● **Exercise brief**: Starting at the beginning of the material and going on through the line with "charging-label: CHARGING — [780, 151, 818, 158]", write those lines out again with "Localize" changed to "Locate" and everything else left the same.

##########

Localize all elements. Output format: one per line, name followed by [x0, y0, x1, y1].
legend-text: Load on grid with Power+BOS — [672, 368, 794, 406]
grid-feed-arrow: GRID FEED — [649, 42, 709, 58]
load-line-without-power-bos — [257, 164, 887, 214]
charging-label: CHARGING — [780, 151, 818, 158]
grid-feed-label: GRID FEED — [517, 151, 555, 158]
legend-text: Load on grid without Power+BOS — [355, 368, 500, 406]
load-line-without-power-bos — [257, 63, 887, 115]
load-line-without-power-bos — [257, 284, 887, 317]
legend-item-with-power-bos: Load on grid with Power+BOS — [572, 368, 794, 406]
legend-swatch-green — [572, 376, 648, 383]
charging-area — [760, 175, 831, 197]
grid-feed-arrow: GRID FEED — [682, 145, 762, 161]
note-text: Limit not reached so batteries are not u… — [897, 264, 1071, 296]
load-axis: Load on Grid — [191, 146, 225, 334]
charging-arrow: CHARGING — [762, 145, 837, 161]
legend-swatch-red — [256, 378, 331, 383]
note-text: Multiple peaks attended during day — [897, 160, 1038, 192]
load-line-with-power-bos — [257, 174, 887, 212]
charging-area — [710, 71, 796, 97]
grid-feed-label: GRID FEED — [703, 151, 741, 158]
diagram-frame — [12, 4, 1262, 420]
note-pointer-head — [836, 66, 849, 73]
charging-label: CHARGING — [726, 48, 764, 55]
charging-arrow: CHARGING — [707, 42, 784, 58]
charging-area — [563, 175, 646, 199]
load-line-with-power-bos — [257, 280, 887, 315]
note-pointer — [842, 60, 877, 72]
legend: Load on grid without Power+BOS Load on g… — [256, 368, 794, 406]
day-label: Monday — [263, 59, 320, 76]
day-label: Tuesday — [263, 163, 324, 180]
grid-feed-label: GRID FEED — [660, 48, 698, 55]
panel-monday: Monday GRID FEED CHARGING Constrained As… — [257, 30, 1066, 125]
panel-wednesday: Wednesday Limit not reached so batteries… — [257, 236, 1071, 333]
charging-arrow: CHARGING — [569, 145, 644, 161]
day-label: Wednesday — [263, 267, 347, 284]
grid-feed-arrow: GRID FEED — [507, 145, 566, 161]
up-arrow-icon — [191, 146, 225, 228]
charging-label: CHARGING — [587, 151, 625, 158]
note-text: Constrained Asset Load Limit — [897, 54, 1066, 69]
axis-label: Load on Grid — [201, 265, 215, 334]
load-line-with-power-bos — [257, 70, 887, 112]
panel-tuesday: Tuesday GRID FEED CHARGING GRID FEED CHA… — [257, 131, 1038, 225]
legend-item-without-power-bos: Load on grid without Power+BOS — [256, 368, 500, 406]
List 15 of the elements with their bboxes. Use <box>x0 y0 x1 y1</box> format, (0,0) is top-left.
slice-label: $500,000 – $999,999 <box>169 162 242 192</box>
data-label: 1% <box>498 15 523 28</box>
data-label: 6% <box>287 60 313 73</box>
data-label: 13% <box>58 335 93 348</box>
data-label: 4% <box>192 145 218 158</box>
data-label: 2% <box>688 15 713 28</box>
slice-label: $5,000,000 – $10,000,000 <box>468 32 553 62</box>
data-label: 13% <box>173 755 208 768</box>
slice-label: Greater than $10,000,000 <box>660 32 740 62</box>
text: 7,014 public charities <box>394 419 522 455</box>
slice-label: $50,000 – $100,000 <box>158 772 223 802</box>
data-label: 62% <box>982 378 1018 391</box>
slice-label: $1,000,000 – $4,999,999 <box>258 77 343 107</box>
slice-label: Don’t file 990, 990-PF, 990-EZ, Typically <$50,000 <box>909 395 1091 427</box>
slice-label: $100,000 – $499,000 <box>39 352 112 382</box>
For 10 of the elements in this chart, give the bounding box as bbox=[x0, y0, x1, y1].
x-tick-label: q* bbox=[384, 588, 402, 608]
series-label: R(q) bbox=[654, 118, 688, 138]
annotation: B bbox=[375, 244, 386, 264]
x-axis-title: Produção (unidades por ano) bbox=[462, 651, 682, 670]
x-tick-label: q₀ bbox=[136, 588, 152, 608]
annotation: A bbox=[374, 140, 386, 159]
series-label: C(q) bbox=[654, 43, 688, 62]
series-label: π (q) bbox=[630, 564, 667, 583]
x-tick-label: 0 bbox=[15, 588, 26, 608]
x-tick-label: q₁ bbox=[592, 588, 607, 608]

##########

● **Output below**:
Locate all elements. Output format: one per line, name followed by [x0, y0, x1, y1].
legend-text: Load on grid with Power+BOS — [672, 368, 794, 406]
grid-feed-arrow: GRID FEED — [649, 42, 709, 58]
load-line-without-power-bos — [257, 164, 887, 214]
charging-label: CHARGING — [780, 151, 818, 158]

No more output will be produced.